▶ [Source records]:
___
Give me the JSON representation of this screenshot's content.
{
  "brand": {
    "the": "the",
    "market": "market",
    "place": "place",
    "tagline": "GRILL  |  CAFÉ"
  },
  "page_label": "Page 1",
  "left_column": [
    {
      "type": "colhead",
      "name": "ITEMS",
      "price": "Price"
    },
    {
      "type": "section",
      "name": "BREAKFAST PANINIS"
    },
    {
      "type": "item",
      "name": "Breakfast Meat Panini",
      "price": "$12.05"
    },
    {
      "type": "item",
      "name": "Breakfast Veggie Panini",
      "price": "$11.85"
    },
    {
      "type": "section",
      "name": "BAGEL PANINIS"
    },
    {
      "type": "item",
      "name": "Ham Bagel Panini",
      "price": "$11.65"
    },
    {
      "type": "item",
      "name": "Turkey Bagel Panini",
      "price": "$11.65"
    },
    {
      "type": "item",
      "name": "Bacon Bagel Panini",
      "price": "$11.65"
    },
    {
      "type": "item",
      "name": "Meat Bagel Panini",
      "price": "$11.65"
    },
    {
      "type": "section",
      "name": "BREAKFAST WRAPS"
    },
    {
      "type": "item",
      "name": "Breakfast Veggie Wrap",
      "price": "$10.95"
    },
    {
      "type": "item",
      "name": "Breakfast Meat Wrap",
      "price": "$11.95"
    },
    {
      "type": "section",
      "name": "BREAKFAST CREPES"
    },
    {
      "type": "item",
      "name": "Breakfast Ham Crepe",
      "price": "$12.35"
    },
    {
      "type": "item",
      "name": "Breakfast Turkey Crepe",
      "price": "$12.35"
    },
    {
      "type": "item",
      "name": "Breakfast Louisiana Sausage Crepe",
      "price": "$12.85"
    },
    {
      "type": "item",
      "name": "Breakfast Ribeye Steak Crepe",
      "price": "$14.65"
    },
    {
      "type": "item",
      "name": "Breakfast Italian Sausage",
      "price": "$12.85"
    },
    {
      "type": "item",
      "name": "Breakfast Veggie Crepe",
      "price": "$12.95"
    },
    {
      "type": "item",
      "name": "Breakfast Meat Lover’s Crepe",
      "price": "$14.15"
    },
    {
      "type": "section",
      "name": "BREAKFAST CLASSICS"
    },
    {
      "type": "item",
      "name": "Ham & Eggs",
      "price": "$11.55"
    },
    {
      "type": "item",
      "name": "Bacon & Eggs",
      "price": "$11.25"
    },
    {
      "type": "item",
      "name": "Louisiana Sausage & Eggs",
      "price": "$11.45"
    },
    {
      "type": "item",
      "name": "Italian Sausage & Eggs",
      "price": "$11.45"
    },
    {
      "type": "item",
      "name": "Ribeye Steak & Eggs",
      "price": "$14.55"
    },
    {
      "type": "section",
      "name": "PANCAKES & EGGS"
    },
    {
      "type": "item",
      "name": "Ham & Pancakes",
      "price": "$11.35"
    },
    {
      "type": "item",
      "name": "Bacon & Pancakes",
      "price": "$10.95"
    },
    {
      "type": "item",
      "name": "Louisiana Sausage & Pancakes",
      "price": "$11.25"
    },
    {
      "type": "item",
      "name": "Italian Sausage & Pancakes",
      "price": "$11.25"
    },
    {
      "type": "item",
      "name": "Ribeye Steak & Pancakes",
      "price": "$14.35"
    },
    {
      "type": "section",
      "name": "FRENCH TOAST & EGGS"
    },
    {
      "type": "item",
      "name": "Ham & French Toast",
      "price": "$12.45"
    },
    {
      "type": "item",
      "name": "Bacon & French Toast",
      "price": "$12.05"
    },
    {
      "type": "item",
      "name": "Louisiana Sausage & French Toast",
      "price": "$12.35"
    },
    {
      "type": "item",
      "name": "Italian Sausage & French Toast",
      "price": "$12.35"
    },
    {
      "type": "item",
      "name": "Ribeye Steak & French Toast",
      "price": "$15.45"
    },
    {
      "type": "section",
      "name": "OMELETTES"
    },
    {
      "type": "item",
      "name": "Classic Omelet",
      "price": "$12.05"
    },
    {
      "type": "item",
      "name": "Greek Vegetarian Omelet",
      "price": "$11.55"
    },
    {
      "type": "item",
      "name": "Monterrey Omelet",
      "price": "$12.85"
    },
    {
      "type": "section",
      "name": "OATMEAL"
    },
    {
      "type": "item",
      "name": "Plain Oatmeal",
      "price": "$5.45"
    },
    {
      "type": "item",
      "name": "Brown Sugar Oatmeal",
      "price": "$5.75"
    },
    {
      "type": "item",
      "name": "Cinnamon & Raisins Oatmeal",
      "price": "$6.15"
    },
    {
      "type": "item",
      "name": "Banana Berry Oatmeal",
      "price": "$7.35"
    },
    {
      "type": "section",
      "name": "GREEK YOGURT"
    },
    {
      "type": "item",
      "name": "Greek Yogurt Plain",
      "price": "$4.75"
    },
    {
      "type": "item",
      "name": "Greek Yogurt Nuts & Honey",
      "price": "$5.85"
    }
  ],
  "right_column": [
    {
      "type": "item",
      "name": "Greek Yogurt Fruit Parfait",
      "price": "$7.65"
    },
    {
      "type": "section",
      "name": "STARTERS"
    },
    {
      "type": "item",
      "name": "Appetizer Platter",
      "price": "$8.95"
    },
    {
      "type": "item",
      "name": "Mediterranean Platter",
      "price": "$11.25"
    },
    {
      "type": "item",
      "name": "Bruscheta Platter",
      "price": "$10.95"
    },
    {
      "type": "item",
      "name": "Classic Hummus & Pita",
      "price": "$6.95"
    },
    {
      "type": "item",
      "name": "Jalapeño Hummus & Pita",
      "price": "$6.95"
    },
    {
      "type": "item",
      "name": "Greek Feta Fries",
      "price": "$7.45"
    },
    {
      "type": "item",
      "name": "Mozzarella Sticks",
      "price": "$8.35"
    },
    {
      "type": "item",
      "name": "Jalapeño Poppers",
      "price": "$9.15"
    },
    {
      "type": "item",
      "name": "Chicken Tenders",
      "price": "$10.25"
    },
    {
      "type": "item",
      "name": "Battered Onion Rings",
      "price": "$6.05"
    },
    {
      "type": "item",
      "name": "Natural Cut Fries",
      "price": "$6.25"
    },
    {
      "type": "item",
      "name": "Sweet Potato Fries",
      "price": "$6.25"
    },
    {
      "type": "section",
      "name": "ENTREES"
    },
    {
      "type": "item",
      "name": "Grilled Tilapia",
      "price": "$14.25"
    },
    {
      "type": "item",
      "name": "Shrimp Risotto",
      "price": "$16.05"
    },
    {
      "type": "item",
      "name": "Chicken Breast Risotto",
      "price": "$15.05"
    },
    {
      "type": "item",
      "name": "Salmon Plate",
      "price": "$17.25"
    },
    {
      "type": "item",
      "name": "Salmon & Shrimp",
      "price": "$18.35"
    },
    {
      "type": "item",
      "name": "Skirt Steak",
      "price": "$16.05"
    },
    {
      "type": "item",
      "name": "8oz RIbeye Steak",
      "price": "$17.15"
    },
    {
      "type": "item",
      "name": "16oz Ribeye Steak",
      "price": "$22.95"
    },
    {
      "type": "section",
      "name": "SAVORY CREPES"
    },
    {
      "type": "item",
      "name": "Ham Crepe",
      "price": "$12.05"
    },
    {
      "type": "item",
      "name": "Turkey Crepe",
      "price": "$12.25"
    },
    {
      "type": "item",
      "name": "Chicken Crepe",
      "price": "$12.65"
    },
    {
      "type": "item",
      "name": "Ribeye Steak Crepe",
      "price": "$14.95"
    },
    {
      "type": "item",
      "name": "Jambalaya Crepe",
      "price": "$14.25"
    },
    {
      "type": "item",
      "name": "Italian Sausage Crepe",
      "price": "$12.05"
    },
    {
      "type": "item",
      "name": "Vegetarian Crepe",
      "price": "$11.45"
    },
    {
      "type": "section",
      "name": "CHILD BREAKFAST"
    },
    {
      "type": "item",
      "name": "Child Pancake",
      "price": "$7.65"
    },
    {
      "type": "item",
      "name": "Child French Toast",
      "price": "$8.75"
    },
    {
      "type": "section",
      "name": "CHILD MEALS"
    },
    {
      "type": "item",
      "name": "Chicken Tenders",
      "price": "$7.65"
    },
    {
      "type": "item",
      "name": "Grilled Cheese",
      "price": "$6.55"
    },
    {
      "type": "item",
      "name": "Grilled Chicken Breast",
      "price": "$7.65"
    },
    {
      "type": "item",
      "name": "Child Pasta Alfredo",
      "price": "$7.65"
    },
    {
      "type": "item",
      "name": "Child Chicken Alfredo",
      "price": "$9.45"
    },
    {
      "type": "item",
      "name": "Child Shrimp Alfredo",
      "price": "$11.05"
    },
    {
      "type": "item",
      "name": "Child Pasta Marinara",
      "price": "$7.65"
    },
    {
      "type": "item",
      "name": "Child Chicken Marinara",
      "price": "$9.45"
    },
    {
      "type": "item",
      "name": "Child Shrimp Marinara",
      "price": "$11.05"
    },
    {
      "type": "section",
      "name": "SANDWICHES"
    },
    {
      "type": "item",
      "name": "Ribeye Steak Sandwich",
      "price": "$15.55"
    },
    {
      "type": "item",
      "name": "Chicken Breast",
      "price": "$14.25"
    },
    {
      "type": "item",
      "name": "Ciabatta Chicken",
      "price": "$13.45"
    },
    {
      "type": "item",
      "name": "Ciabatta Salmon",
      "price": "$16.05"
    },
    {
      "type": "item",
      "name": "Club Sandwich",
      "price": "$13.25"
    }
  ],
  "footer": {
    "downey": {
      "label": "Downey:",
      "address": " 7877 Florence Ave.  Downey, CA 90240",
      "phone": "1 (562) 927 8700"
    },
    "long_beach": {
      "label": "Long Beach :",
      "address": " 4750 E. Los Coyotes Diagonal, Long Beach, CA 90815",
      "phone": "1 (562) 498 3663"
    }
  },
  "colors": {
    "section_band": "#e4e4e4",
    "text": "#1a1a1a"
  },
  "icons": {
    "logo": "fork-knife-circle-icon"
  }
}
___
▶ [Work instructions]: Check the data for the word "Bacon" and pull out the lines that have it.

▶ [Solution to this task]:
      "name": "Bacon Bagel Panini",
      "name": "Bacon & Eggs",
      "name": "Bacon & Pancakes",
      "name": "Bacon & French Toast",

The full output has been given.